-- start Input --

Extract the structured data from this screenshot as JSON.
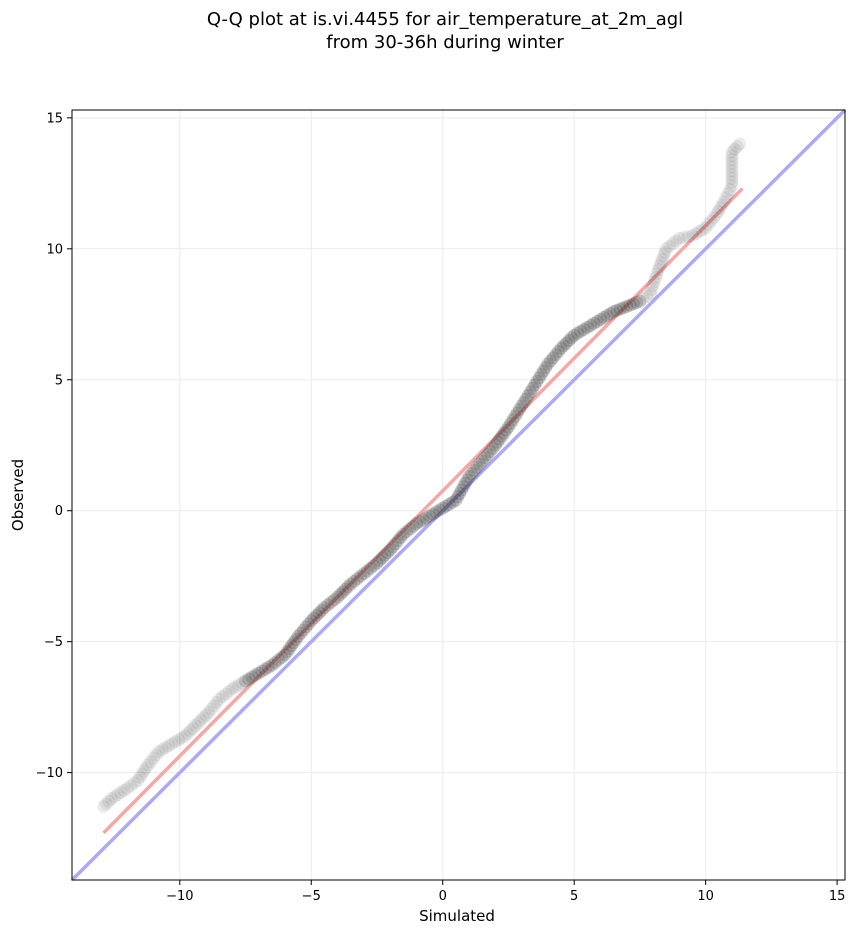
{
  "chart_data": {
    "type": "scatter",
    "title_line1": "Q-Q plot at is.vi.4455 for air_temperature_at_2m_agl",
    "title_line2": "from 30-36h during winter",
    "xlabel": "Simulated",
    "ylabel": "Observed",
    "xlim": [
      -14.1,
      15.3
    ],
    "ylim": [
      -14.1,
      15.3
    ],
    "grid": true,
    "x_ticks": [
      -10,
      -5,
      0,
      5,
      10,
      15
    ],
    "y_ticks": [
      -10,
      -5,
      0,
      5,
      10,
      15
    ],
    "x_tick_labels": [
      "−10",
      "−5",
      "0",
      "5",
      "10",
      "15"
    ],
    "y_tick_labels": [
      "−10",
      "−5",
      "0",
      "5",
      "10",
      "15"
    ],
    "identity_line": {
      "color": "#aaaaf5",
      "from": [
        -14.1,
        -14.1
      ],
      "to": [
        15.3,
        15.3
      ]
    },
    "fit_line": {
      "color": "#f5a8a8",
      "from": [
        -12.9,
        -12.3
      ],
      "to": [
        11.4,
        12.3
      ]
    },
    "quantile_curve": [
      [
        -12.9,
        -11.3
      ],
      [
        -12.6,
        -11.0
      ],
      [
        -12.0,
        -10.6
      ],
      [
        -11.6,
        -10.3
      ],
      [
        -11.2,
        -9.7
      ],
      [
        -10.8,
        -9.2
      ],
      [
        -10.3,
        -8.9
      ],
      [
        -9.8,
        -8.6
      ],
      [
        -9.4,
        -8.2
      ],
      [
        -8.9,
        -7.7
      ],
      [
        -8.5,
        -7.2
      ],
      [
        -8.0,
        -6.8
      ],
      [
        -7.5,
        -6.5
      ],
      [
        -7.0,
        -6.2
      ],
      [
        -6.5,
        -5.9
      ],
      [
        -6.0,
        -5.5
      ],
      [
        -5.5,
        -4.8
      ],
      [
        -5.0,
        -4.2
      ],
      [
        -4.5,
        -3.7
      ],
      [
        -4.0,
        -3.3
      ],
      [
        -3.5,
        -2.8
      ],
      [
        -3.0,
        -2.4
      ],
      [
        -2.5,
        -2.0
      ],
      [
        -2.0,
        -1.5
      ],
      [
        -1.5,
        -0.9
      ],
      [
        -1.0,
        -0.5
      ],
      [
        -0.5,
        -0.2
      ],
      [
        0.0,
        0.1
      ],
      [
        0.5,
        0.4
      ],
      [
        1.0,
        1.3
      ],
      [
        1.5,
        1.9
      ],
      [
        2.0,
        2.5
      ],
      [
        2.5,
        3.2
      ],
      [
        3.0,
        4.0
      ],
      [
        3.5,
        4.8
      ],
      [
        4.0,
        5.6
      ],
      [
        4.5,
        6.2
      ],
      [
        5.0,
        6.7
      ],
      [
        5.5,
        7.0
      ],
      [
        6.0,
        7.3
      ],
      [
        6.5,
        7.6
      ],
      [
        7.0,
        7.8
      ],
      [
        7.5,
        8.0
      ],
      [
        7.9,
        8.3
      ],
      [
        8.2,
        9.2
      ],
      [
        8.5,
        10.0
      ],
      [
        9.0,
        10.4
      ],
      [
        9.5,
        10.5
      ],
      [
        10.0,
        10.8
      ],
      [
        10.4,
        11.3
      ],
      [
        10.7,
        11.8
      ],
      [
        11.0,
        12.4
      ],
      [
        11.0,
        13.7
      ],
      [
        11.3,
        14.0
      ]
    ],
    "point_color": "#333333"
  }
}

-- end Input --

> _What is expected_:
Extract the full listing exactly, with the pictures left out.

> _Written solution_:
Extract the structured data from this screenshot as JSON.
{
  "chart_data": {
    "type": "scatter",
    "title_line1": "Q-Q plot at is.vi.4455 for air_temperature_at_2m_agl",
    "title_line2": "from 30-36h during winter",
    "xlabel": "Simulated",
    "ylabel": "Observed",
    "xlim": [
      -14.1,
      15.3
    ],
    "ylim": [
      -14.1,
      15.3
    ],
    "grid": true,
    "x_ticks": [
      -10,
      -5,
      0,
      5,
      10,
      15
    ],
    "y_ticks": [
      -10,
      -5,
      0,
      5,
      10,
      15
    ],
    "x_tick_labels": [
      "−10",
      "−5",
      "0",
      "5",
      "10",
      "15"
    ],
    "y_tick_labels": [
      "−10",
      "−5",
      "0",
      "5",
      "10",
      "15"
    ],
    "identity_line": {
      "color": "#aaaaf5",
      "from": [
        -14.1,
        -14.1
      ],
      "to": [
        15.3,
        15.3
      ]
    },
    "fit_line": {
      "color": "#f5a8a8",
      "from": [
        -12.9,
        -12.3
      ],
      "to": [
        11.4,
        12.3
      ]
    },
    "quantile_curve": [
      [
        -12.9,
        -11.3
      ],
      [
        -12.6,
        -11.0
      ],
      [
        -12.0,
        -10.6
      ],
      [
        -11.6,
        -10.3
      ],
      [
        -11.2,
        -9.7
      ],
      [
        -10.8,
        -9.2
      ],
      [
        -10.3,
        -8.9
      ],
      [
        -9.8,
        -8.6
      ],
      [
        -9.4,
        -8.2
      ],
      [
        -8.9,
        -7.7
      ],
      [
        -8.5,
        -7.2
      ],
      [
        -8.0,
        -6.8
      ],
      [
        -7.5,
        -6.5
      ],
      [
        -7.0,
        -6.2
      ],
      [
        -6.5,
        -5.9
      ],
      [
        -6.0,
        -5.5
      ],
      [
        -5.5,
        -4.8
      ],
      [
        -5.0,
        -4.2
      ],
      [
        -4.5,
        -3.7
      ],
      [
        -4.0,
        -3.3
      ],
      [
        -3.5,
        -2.8
      ],
      [
        -3.0,
        -2.4
      ],
      [
        -2.5,
        -2.0
      ],
      [
        -2.0,
        -1.5
      ],
      [
        -1.5,
        -0.9
      ],
      [
        -1.0,
        -0.5
      ],
      [
        -0.5,
        -0.2
      ],
      [
        0.0,
        0.1
      ],
      [
        0.5,
        0.4
      ],
      [
        1.0,
        1.3
      ],
      [
        1.5,
        1.9
      ],
      [
        2.0,
        2.5
      ],
      [
        2.5,
        3.2
      ],
      [
        3.0,
        4.0
      ],
      [
        3.5,
        4.8
      ],
      [
        4.0,
        5.6
      ],
      [
        4.5,
        6.2
      ],
      [
        5.0,
        6.7
      ],
      [
        5.5,
        7.0
      ],
      [
        6.0,
        7.3
      ],
      [
        6.5,
        7.6
      ],
      [
        7.0,
        7.8
      ],
      [
        7.5,
        8.0
      ],
      [
        7.9,
        8.3
      ],
      [
        8.2,
        9.2
      ],
      [
        8.5,
        10.0
      ],
      [
        9.0,
        10.4
      ],
      [
        9.5,
        10.5
      ],
      [
        10.0,
        10.8
      ],
      [
        10.4,
        11.3
      ],
      [
        10.7,
        11.8
      ],
      [
        11.0,
        12.4
      ],
      [
        11.0,
        13.7
      ],
      [
        11.3,
        14.0
      ]
    ],
    "point_color": "#333333"
  }
}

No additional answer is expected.